▶ _Exercise data_

=====

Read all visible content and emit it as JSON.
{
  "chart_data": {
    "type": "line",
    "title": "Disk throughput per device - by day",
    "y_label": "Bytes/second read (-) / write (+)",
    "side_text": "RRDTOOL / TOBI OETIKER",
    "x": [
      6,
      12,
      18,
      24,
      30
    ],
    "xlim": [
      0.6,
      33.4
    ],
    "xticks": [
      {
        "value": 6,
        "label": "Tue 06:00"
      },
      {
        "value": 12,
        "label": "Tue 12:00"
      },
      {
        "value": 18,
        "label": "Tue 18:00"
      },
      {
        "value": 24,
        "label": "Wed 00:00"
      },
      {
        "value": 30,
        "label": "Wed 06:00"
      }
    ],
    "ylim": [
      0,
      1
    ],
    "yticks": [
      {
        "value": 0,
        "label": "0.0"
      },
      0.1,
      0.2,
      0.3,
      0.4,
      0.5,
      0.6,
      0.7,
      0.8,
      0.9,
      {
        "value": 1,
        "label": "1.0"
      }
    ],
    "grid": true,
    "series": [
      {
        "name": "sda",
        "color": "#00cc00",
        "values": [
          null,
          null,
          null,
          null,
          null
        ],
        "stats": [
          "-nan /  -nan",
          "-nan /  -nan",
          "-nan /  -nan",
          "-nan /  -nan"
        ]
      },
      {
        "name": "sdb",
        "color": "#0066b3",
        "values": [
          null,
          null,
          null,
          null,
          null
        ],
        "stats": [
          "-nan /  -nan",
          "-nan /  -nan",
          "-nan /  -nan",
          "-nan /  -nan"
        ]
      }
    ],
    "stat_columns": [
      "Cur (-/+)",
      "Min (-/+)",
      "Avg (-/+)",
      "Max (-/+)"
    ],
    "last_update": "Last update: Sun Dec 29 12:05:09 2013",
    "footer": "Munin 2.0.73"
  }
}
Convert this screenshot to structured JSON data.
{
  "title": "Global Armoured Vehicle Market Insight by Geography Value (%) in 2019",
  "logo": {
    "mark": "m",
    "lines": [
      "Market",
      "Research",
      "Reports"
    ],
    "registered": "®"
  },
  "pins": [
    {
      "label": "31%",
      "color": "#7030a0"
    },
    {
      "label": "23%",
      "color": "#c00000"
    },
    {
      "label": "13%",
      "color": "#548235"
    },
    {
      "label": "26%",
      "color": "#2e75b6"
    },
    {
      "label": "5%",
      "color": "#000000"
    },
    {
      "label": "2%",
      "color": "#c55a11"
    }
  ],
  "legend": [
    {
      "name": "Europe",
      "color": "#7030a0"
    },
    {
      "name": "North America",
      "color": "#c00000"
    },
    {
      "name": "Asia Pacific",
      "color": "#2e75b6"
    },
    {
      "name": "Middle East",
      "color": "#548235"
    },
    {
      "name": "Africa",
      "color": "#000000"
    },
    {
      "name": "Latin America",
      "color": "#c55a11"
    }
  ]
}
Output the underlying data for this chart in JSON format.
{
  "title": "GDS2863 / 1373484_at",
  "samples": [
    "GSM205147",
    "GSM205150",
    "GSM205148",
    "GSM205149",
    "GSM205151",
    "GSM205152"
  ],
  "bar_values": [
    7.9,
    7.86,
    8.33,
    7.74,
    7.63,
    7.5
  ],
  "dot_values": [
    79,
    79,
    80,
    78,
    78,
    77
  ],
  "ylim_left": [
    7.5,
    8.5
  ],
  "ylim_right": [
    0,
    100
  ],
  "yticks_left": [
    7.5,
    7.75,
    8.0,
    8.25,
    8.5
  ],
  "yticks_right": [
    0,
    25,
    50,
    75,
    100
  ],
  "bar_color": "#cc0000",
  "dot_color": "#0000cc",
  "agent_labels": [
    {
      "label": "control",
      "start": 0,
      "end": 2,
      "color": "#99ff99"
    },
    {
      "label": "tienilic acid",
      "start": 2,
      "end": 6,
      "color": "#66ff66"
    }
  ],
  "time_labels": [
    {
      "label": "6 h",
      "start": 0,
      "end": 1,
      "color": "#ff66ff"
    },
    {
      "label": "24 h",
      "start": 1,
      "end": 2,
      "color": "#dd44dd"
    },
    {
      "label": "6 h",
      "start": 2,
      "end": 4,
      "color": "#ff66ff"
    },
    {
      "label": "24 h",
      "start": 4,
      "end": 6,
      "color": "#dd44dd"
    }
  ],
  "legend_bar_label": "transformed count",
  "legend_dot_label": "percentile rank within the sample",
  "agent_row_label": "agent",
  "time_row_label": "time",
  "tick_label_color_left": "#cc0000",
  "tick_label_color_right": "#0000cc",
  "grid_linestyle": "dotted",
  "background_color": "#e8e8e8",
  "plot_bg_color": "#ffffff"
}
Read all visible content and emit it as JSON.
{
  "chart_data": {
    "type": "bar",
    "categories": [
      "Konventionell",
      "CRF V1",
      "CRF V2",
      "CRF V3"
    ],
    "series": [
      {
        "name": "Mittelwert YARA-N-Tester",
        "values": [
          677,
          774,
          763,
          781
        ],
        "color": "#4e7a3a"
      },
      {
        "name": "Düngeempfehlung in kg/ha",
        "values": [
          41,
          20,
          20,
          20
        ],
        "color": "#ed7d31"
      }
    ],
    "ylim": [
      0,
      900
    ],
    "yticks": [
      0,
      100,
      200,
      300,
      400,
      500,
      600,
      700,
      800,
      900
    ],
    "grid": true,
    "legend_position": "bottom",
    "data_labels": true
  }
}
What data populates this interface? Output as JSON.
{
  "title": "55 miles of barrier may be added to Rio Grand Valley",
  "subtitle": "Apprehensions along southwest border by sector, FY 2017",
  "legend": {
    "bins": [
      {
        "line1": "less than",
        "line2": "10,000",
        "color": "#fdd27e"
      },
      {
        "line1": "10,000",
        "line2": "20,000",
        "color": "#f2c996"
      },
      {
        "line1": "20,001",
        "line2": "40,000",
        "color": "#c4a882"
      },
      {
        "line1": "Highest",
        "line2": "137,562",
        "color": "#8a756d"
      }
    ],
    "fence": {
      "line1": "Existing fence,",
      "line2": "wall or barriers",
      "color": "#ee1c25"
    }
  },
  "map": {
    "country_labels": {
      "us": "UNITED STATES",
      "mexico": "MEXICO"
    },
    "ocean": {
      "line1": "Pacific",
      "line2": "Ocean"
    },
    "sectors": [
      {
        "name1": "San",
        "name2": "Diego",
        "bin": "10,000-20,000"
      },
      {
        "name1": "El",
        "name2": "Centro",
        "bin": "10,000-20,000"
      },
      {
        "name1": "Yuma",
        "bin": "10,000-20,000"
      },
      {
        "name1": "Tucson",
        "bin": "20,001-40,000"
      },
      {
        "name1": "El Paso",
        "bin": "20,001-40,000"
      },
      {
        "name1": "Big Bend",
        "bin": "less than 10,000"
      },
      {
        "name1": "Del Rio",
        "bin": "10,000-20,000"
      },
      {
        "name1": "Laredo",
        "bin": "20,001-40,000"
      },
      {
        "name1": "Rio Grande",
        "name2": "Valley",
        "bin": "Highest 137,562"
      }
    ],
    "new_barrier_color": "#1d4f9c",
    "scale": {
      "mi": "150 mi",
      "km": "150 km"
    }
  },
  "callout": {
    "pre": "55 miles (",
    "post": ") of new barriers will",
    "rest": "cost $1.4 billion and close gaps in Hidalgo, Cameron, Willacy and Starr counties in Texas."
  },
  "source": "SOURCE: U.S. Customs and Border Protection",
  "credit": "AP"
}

=====

▶ _Set task_
Reproduce all of the data exactly as given.

▶ _Solution to the exercise_
Read all visible content and emit it as JSON.
{
  "chart_data": {
    "type": "line",
    "title": "Disk throughput per device - by day",
    "y_label": "Bytes/second read (-) / write (+)",
    "side_text": "RRDTOOL / TOBI OETIKER",
    "x": [
      6,
      12,
      18,
      24,
      30
    ],
    "xlim": [
      0.6,
      33.4
    ],
    "xticks": [
      {
        "value": 6,
        "label": "Tue 06:00"
      },
      {
        "value": 12,
        "label": "Tue 12:00"
      },
      {
        "value": 18,
        "label": "Tue 18:00"
      },
      {
        "value": 24,
        "label": "Wed 00:00"
      },
      {
        "value": 30,
        "label": "Wed 06:00"
      }
    ],
    "ylim": [
      0,
      1
    ],
    "yticks": [
      {
        "value": 0,
        "label": "0.0"
      },
      0.1,
      0.2,
      0.3,
      0.4,
      0.5,
      0.6,
      0.7,
      0.8,
      0.9,
      {
        "value": 1,
        "label": "1.0"
      }
    ],
    "grid": true,
    "series": [
      {
        "name": "sda",
        "color": "#00cc00",
        "values": [
          null,
          null,
          null,
          null,
          null
        ],
        "stats": [
          "-nan /  -nan",
          "-nan /  -nan",
          "-nan /  -nan",
          "-nan /  -nan"
        ]
      },
      {
        "name": "sdb",
        "color": "#0066b3",
        "values": [
          null,
          null,
          null,
          null,
          null
        ],
        "stats": [
          "-nan /  -nan",
          "-nan /  -nan",
          "-nan /  -nan",
          "-nan /  -nan"
        ]
      }
    ],
    "stat_columns": [
      "Cur (-/+)",
      "Min (-/+)",
      "Avg (-/+)",
      "Max (-/+)"
    ],
    "last_update": "Last update: Sun Dec 29 12:05:09 2013",
    "footer": "Munin 2.0.73"
  }
}
Convert this screenshot to structured JSON data.
{
  "title": "Global Armoured Vehicle Market Insight by Geography Value (%) in 2019",
  "logo": {
    "mark": "m",
    "lines": [
      "Market",
      "Research",
      "Reports"
    ],
    "registered": "®"
  },
  "pins": [
    {
      "label": "31%",
      "color": "#7030a0"
    },
    {
      "label": "23%",
      "color": "#c00000"
    },
    {
      "label": "13%",
      "color": "#548235"
    },
    {
      "label": "26%",
      "color": "#2e75b6"
    },
    {
      "label": "5%",
      "color": "#000000"
    },
    {
      "label": "2%",
      "color": "#c55a11"
    }
  ],
  "legend": [
    {
      "name": "Europe",
      "color": "#7030a0"
    },
    {
      "name": "North America",
      "color": "#c00000"
    },
    {
      "name": "Asia Pacific",
      "color": "#2e75b6"
    },
    {
      "name": "Middle East",
      "color": "#548235"
    },
    {
      "name": "Africa",
      "color": "#000000"
    },
    {
      "name": "Latin America",
      "color": "#c55a11"
    }
  ]
}
Output the underlying data for this chart in JSON format.
{
  "title": "GDS2863 / 1373484_at",
  "samples": [
    "GSM205147",
    "GSM205150",
    "GSM205148",
    "GSM205149",
    "GSM205151",
    "GSM205152"
  ],
  "bar_values": [
    7.9,
    7.86,
    8.33,
    7.74,
    7.63,
    7.5
  ],
  "dot_values": [
    79,
    79,
    80,
    78,
    78,
    77
  ],
  "ylim_left": [
    7.5,
    8.5
  ],
  "ylim_right": [
    0,
    100
  ],
  "yticks_left": [
    7.5,
    7.75,
    8.0,
    8.25,
    8.5
  ],
  "yticks_right": [
    0,
    25,
    50,
    75,
    100
  ],
  "bar_color": "#cc0000",
  "dot_color": "#0000cc",
  "agent_labels": [
    {
      "label": "control",
      "start": 0,
      "end": 2,
      "color": "#99ff99"
    },
    {
      "label": "tienilic acid",
      "start": 2,
      "end": 6,
      "color": "#66ff66"
    }
  ],
  "time_labels": [
    {
      "label": "6 h",
      "start": 0,
      "end": 1,
      "color": "#ff66ff"
    },
    {
      "label": "24 h",
      "start": 1,
      "end": 2,
      "color": "#dd44dd"
    },
    {
      "label": "6 h",
      "start": 2,
      "end": 4,
      "color": "#ff66ff"
    },
    {
      "label": "24 h",
      "start": 4,
      "end": 6,
      "color": "#dd44dd"
    }
  ],
  "legend_bar_label": "transformed count",
  "legend_dot_label": "percentile rank within the sample",
  "agent_row_label": "agent",
  "time_row_label": "time",
  "tick_label_color_left": "#cc0000",
  "tick_label_color_right": "#0000cc",
  "grid_linestyle": "dotted",
  "background_color": "#e8e8e8",
  "plot_bg_color": "#ffffff"
}
Read all visible content and emit it as JSON.
{
  "chart_data": {
    "type": "bar",
    "categories": [
      "Konventionell",
      "CRF V1",
      "CRF V2",
      "CRF V3"
    ],
    "series": [
      {
        "name": "Mittelwert YARA-N-Tester",
        "values": [
          677,
          774,
          763,
          781
        ],
        "color": "#4e7a3a"
      },
      {
        "name": "Düngeempfehlung in kg/ha",
        "values": [
          41,
          20,
          20,
          20
        ],
        "color": "#ed7d31"
      }
    ],
    "ylim": [
      0,
      900
    ],
    "yticks": [
      0,
      100,
      200,
      300,
      400,
      500,
      600,
      700,
      800,
      900
    ],
    "grid": true,
    "legend_position": "bottom",
    "data_labels": true
  }
}
What data populates this interface? Output as JSON.
{
  "title": "55 miles of barrier may be added to Rio Grand Valley",
  "subtitle": "Apprehensions along southwest border by sector, FY 2017",
  "legend": {
    "bins": [
      {
        "line1": "less than",
        "line2": "10,000",
        "color": "#fdd27e"
      },
      {
        "line1": "10,000",
        "line2": "20,000",
        "color": "#f2c996"
      },
      {
        "line1": "20,001",
        "line2": "40,000",
        "color": "#c4a882"
      },
      {
        "line1": "Highest",
        "line2": "137,562",
        "color": "#8a756d"
      }
    ],
    "fence": {
      "line1": "Existing fence,",
      "line2": "wall or barriers",
      "color": "#ee1c25"
    }
  },
  "map": {
    "country_labels": {
      "us": "UNITED STATES",
      "mexico": "MEXICO"
    },
    "ocean": {
      "line1": "Pacific",
      "line2": "Ocean"
    },
    "sectors": [
      {
        "name1": "San",
        "name2": "Diego",
        "bin": "10,000-20,000"
      },
      {
        "name1": "El",
        "name2": "Centro",
        "bin": "10,000-20,000"
      },
      {
        "name1": "Yuma",
        "bin": "10,000-20,000"
      },
      {
        "name1": "Tucson",
        "bin": "20,001-40,000"
      },
      {
        "name1": "El Paso",
        "bin": "20,001-40,000"
      },
      {
        "name1": "Big Bend",
        "bin": "less than 10,000"
      },
      {
        "name1": "Del Rio",
        "bin": "10,000-20,000"
      },
      {
        "name1": "Laredo",
        "bin": "20,001-40,000"
      },
      {
        "name1": "Rio Grande",
        "name2": "Valley",
        "bin": "Highest 137,562"
      }
    ],
    "new_barrier_color": "#1d4f9c",
    "scale": {
      "mi": "150 mi",
      "km": "150 km"
    }
  },
  "callout": {
    "pre": "55 miles (",
    "post": ") of new barriers will",
    "rest": "cost $1.4 billion and close gaps in Hidalgo, Cameron, Willacy and Starr counties in Texas."
  },
  "source": "SOURCE: U.S. Customs and Border Protection",
  "credit": "AP"
}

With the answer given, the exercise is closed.